Dataset rows
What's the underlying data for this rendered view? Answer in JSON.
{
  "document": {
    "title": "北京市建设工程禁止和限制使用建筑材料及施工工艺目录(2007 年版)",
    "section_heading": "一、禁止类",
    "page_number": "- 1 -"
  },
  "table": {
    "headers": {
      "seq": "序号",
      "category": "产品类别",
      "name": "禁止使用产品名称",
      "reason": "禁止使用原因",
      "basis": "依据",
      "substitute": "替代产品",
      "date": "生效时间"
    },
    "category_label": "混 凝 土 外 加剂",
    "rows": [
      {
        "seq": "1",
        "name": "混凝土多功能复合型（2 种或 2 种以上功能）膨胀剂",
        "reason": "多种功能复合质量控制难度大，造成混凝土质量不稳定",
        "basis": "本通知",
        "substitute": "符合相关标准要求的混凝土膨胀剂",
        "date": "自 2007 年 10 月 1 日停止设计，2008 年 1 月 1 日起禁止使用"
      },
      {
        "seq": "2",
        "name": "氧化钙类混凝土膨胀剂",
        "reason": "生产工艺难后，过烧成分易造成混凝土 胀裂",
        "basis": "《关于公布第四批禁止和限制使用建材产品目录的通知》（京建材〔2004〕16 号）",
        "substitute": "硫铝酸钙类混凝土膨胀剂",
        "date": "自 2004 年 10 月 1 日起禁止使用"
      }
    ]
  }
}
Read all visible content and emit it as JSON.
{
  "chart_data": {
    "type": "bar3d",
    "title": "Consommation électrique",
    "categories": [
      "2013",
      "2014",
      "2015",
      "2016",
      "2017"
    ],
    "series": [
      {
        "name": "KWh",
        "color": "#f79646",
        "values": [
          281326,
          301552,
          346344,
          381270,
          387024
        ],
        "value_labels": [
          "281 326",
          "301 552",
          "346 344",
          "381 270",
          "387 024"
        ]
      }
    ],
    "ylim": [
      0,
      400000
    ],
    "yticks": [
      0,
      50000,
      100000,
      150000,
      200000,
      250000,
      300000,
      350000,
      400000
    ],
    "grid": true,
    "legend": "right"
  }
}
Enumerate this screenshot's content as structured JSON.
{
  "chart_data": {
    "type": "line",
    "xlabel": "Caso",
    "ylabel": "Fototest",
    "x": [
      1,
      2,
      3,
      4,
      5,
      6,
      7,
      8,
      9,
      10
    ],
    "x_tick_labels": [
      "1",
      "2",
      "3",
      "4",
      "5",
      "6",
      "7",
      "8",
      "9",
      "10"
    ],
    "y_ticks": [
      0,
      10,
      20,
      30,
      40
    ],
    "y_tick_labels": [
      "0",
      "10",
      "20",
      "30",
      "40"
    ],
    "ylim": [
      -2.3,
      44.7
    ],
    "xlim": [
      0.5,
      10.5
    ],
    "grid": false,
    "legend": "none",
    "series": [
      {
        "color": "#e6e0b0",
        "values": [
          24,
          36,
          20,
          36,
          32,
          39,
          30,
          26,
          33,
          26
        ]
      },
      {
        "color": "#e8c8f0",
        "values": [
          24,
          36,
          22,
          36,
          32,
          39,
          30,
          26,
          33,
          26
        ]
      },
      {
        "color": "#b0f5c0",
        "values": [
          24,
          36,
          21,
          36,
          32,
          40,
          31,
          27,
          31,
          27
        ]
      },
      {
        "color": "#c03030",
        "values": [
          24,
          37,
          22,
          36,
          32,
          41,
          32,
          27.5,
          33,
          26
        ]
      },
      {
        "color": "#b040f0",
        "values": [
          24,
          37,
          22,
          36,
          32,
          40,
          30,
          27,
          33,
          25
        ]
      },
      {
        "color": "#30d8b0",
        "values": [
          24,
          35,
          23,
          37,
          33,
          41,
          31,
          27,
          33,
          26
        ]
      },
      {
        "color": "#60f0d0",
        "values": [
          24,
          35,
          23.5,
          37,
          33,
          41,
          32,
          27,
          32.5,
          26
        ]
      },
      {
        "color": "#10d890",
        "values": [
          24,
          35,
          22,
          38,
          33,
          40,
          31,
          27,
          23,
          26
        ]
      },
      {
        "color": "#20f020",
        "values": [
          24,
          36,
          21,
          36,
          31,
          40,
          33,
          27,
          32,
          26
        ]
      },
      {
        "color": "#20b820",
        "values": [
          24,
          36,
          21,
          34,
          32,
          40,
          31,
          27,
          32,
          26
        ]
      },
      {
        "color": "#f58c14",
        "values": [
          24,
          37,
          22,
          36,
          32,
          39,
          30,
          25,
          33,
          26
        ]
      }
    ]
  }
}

## PROBLEM STATEMENT:
Reproduce each entry from the records above, character for character.

## TASK RESPONSE:
What's the underlying data for this rendered view? Answer in JSON.
{
  "document": {
    "title": "北京市建设工程禁止和限制使用建筑材料及施工工艺目录(2007 年版)",
    "section_heading": "一、禁止类",
    "page_number": "- 1 -"
  },
  "table": {
    "headers": {
      "seq": "序号",
      "category": "产品类别",
      "name": "禁止使用产品名称",
      "reason": "禁止使用原因",
      "basis": "依据",
      "substitute": "替代产品",
      "date": "生效时间"
    },
    "category_label": "混 凝 土 外 加剂",
    "rows": [
      {
        "seq": "1",
        "name": "混凝土多功能复合型（2 种或 2 种以上功能）膨胀剂",
        "reason": "多种功能复合质量控制难度大，造成混凝土质量不稳定",
        "basis": "本通知",
        "substitute": "符合相关标准要求的混凝土膨胀剂",
        "date": "自 2007 年 10 月 1 日停止设计，2008 年 1 月 1 日起禁止使用"
      },
      {
        "seq": "2",
        "name": "氧化钙类混凝土膨胀剂",
        "reason": "生产工艺难后，过烧成分易造成混凝土 胀裂",
        "basis": "《关于公布第四批禁止和限制使用建材产品目录的通知》（京建材〔2004〕16 号）",
        "substitute": "硫铝酸钙类混凝土膨胀剂",
        "date": "自 2004 年 10 月 1 日起禁止使用"
      }
    ]
  }
}
Read all visible content and emit it as JSON.
{
  "chart_data": {
    "type": "bar3d",
    "title": "Consommation électrique",
    "categories": [
      "2013",
      "2014",
      "2015",
      "2016",
      "2017"
    ],
    "series": [
      {
        "name": "KWh",
        "color": "#f79646",
        "values": [
          281326,
          301552,
          346344,
          381270,
          387024
        ],
        "value_labels": [
          "281 326",
          "301 552",
          "346 344",
          "381 270",
          "387 024"
        ]
      }
    ],
    "ylim": [
      0,
      400000
    ],
    "yticks": [
      0,
      50000,
      100000,
      150000,
      200000,
      250000,
      300000,
      350000,
      400000
    ],
    "grid": true,
    "legend": "right"
  }
}
Enumerate this screenshot's content as structured JSON.
{
  "chart_data": {
    "type": "line",
    "xlabel": "Caso",
    "ylabel": "Fototest",
    "x": [
      1,
      2,
      3,
      4,
      5,
      6,
      7,
      8,
      9,
      10
    ],
    "x_tick_labels": [
      "1",
      "2",
      "3",
      "4",
      "5",
      "6",
      "7",
      "8",
      "9",
      "10"
    ],
    "y_ticks": [
      0,
      10,
      20,
      30,
      40
    ],
    "y_tick_labels": [
      "0",
      "10",
      "20",
      "30",
      "40"
    ],
    "ylim": [
      -2.3,
      44.7
    ],
    "xlim": [
      0.5,
      10.5
    ],
    "grid": false,
    "legend": "none",
    "series": [
      {
        "color": "#e6e0b0",
        "values": [
          24,
          36,
          20,
          36,
          32,
          39,
          30,
          26,
          33,
          26
        ]
      },
      {
        "color": "#e8c8f0",
        "values": [
          24,
          36,
          22,
          36,
          32,
          39,
          30,
          26,
          33,
          26
        ]
      },
      {
        "color": "#b0f5c0",
        "values": [
          24,
          36,
          21,
          36,
          32,
          40,
          31,
          27,
          31,
          27
        ]
      },
      {
        "color": "#c03030",
        "values": [
          24,
          37,
          22,
          36,
          32,
          41,
          32,
          27.5,
          33,
          26
        ]
      },
      {
        "color": "#b040f0",
        "values": [
          24,
          37,
          22,
          36,
          32,
          40,
          30,
          27,
          33,
          25
        ]
      },
      {
        "color": "#30d8b0",
        "values": [
          24,
          35,
          23,
          37,
          33,
          41,
          31,
          27,
          33,
          26
        ]
      },
      {
        "color": "#60f0d0",
        "values": [
          24,
          35,
          23.5,
          37,
          33,
          41,
          32,
          27,
          32.5,
          26
        ]
      },
      {
        "color": "#10d890",
        "values": [
          24,
          35,
          22,
          38,
          33,
          40,
          31,
          27,
          23,
          26
        ]
      },
      {
        "color": "#20f020",
        "values": [
          24,
          36,
          21,
          36,
          31,
          40,
          33,
          27,
          32,
          26
        ]
      },
      {
        "color": "#20b820",
        "values": [
          24,
          36,
          21,
          34,
          32,
          40,
          31,
          27,
          32,
          26
        ]
      },
      {
        "color": "#f58c14",
        "values": [
          24,
          37,
          22,
          36,
          32,
          39,
          30,
          25,
          33,
          26
        ]
      }
    ]
  }
}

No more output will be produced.